Exactly as written, retype the listing below, omitting the pictures.

### DATASET RECORDS
★ ★ ★ ★
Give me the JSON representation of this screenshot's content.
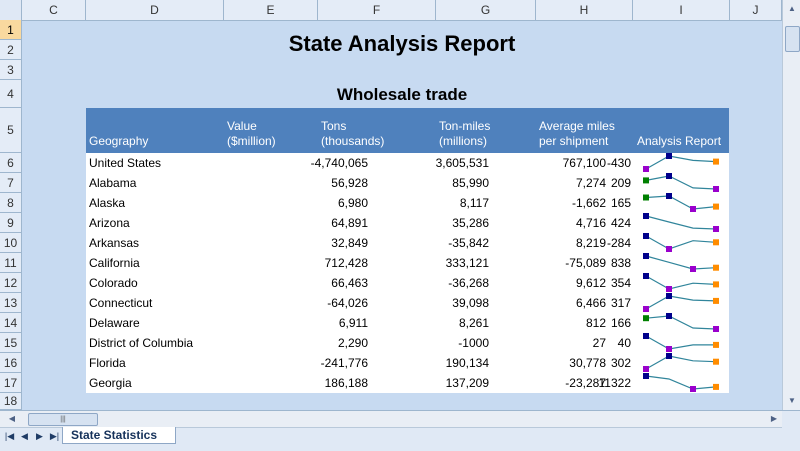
{
  "columns": [
    "C",
    "D",
    "E",
    "F",
    "G",
    "H",
    "I",
    "J"
  ],
  "rows": [
    "1",
    "2",
    "3",
    "4",
    "5",
    "6",
    "7",
    "8",
    "9",
    "10",
    "11",
    "12",
    "13",
    "14",
    "15",
    "16",
    "17",
    "18"
  ],
  "selected_row": "1",
  "report_title": "State Analysis Report",
  "subtitle": "Wholesale trade",
  "headers": {
    "geography": "Geography",
    "value": [
      "Value",
      "($million)"
    ],
    "tons": [
      "Tons",
      "(thousands)"
    ],
    "tonmiles": [
      "Ton-miles",
      "(millions)"
    ],
    "avgmiles": [
      "Average miles",
      "per shipment"
    ],
    "analysis": "Analysis Report"
  },
  "data": [
    {
      "geo": "United States",
      "value": "-4,740,065",
      "tons": "3,605,531",
      "tonmiles": "767,100",
      "avg": "-430"
    },
    {
      "geo": "Alabama",
      "value": "56,928",
      "tons": "85,990",
      "tonmiles": "7,274",
      "avg": "209"
    },
    {
      "geo": "Alaska",
      "value": "6,980",
      "tons": "8,117",
      "tonmiles": "-1,662",
      "avg": "165"
    },
    {
      "geo": "Arizona",
      "value": "64,891",
      "tons": "35,286",
      "tonmiles": "4,716",
      "avg": "424"
    },
    {
      "geo": "Arkansas",
      "value": "32,849",
      "tons": "-35,842",
      "tonmiles": "8,219",
      "avg": "-284"
    },
    {
      "geo": "California",
      "value": "712,428",
      "tons": "333,121",
      "tonmiles": "-75,089",
      "avg": "838"
    },
    {
      "geo": "Colorado",
      "value": "66,463",
      "tons": "-36,268",
      "tonmiles": "9,612",
      "avg": "354"
    },
    {
      "geo": "Connecticut",
      "value": "-64,026",
      "tons": "39,098",
      "tonmiles": "6,466",
      "avg": "317"
    },
    {
      "geo": "Delaware",
      "value": "6,911",
      "tons": "8,261",
      "tonmiles": "812",
      "avg": "166"
    },
    {
      "geo": "District of Columbia",
      "value": "2,290",
      "tons": "-1000",
      "tonmiles": "27",
      "avg": "40"
    },
    {
      "geo": "Florida",
      "value": "-241,776",
      "tons": "190,134",
      "tonmiles": "30,778",
      "avg": "302"
    },
    {
      "geo": "Georgia",
      "value": "186,188",
      "tons": "137,209",
      "tonmiles": "-23,287",
      "avg": "11322"
    }
  ],
  "sparkline_colors": {
    "line": "#31859b",
    "high": "#00008b",
    "low": "#9900cc",
    "first": "#008000",
    "last": "#ff8c00"
  },
  "sheet_tabs": [
    "State Statistics"
  ],
  "icons": {
    "scroll_up": "triangle-up-icon",
    "scroll_down": "triangle-down-icon",
    "scroll_left": "triangle-left-icon",
    "scroll_right": "triangle-right-icon"
  }
}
★ ★ ★ ★
### RESULT FOR THIS TASK
Give me the JSON representation of this screenshot's content.
{
  "columns": [
    "C",
    "D",
    "E",
    "F",
    "G",
    "H",
    "I",
    "J"
  ],
  "rows": [
    "1",
    "2",
    "3",
    "4",
    "5",
    "6",
    "7",
    "8",
    "9",
    "10",
    "11",
    "12",
    "13",
    "14",
    "15",
    "16",
    "17",
    "18"
  ],
  "selected_row": "1",
  "report_title": "State Analysis Report",
  "subtitle": "Wholesale trade",
  "headers": {
    "geography": "Geography",
    "value": [
      "Value",
      "($million)"
    ],
    "tons": [
      "Tons",
      "(thousands)"
    ],
    "tonmiles": [
      "Ton-miles",
      "(millions)"
    ],
    "avgmiles": [
      "Average miles",
      "per shipment"
    ],
    "analysis": "Analysis Report"
  },
  "data": [
    {
      "geo": "United States",
      "value": "-4,740,065",
      "tons": "3,605,531",
      "tonmiles": "767,100",
      "avg": "-430"
    },
    {
      "geo": "Alabama",
      "value": "56,928",
      "tons": "85,990",
      "tonmiles": "7,274",
      "avg": "209"
    },
    {
      "geo": "Alaska",
      "value": "6,980",
      "tons": "8,117",
      "tonmiles": "-1,662",
      "avg": "165"
    },
    {
      "geo": "Arizona",
      "value": "64,891",
      "tons": "35,286",
      "tonmiles": "4,716",
      "avg": "424"
    },
    {
      "geo": "Arkansas",
      "value": "32,849",
      "tons": "-35,842",
      "tonmiles": "8,219",
      "avg": "-284"
    },
    {
      "geo": "California",
      "value": "712,428",
      "tons": "333,121",
      "tonmiles": "-75,089",
      "avg": "838"
    },
    {
      "geo": "Colorado",
      "value": "66,463",
      "tons": "-36,268",
      "tonmiles": "9,612",
      "avg": "354"
    },
    {
      "geo": "Connecticut",
      "value": "-64,026",
      "tons": "39,098",
      "tonmiles": "6,466",
      "avg": "317"
    },
    {
      "geo": "Delaware",
      "value": "6,911",
      "tons": "8,261",
      "tonmiles": "812",
      "avg": "166"
    },
    {
      "geo": "District of Columbia",
      "value": "2,290",
      "tons": "-1000",
      "tonmiles": "27",
      "avg": "40"
    },
    {
      "geo": "Florida",
      "value": "-241,776",
      "tons": "190,134",
      "tonmiles": "30,778",
      "avg": "302"
    },
    {
      "geo": "Georgia",
      "value": "186,188",
      "tons": "137,209",
      "tonmiles": "-23,287",
      "avg": "11322"
    }
  ],
  "sparkline_colors": {
    "line": "#31859b",
    "high": "#00008b",
    "low": "#9900cc",
    "first": "#008000",
    "last": "#ff8c00"
  },
  "sheet_tabs": [
    "State Statistics"
  ],
  "icons": {
    "scroll_up": "triangle-up-icon",
    "scroll_down": "triangle-down-icon",
    "scroll_left": "triangle-left-icon",
    "scroll_right": "triangle-right-icon"
  }
}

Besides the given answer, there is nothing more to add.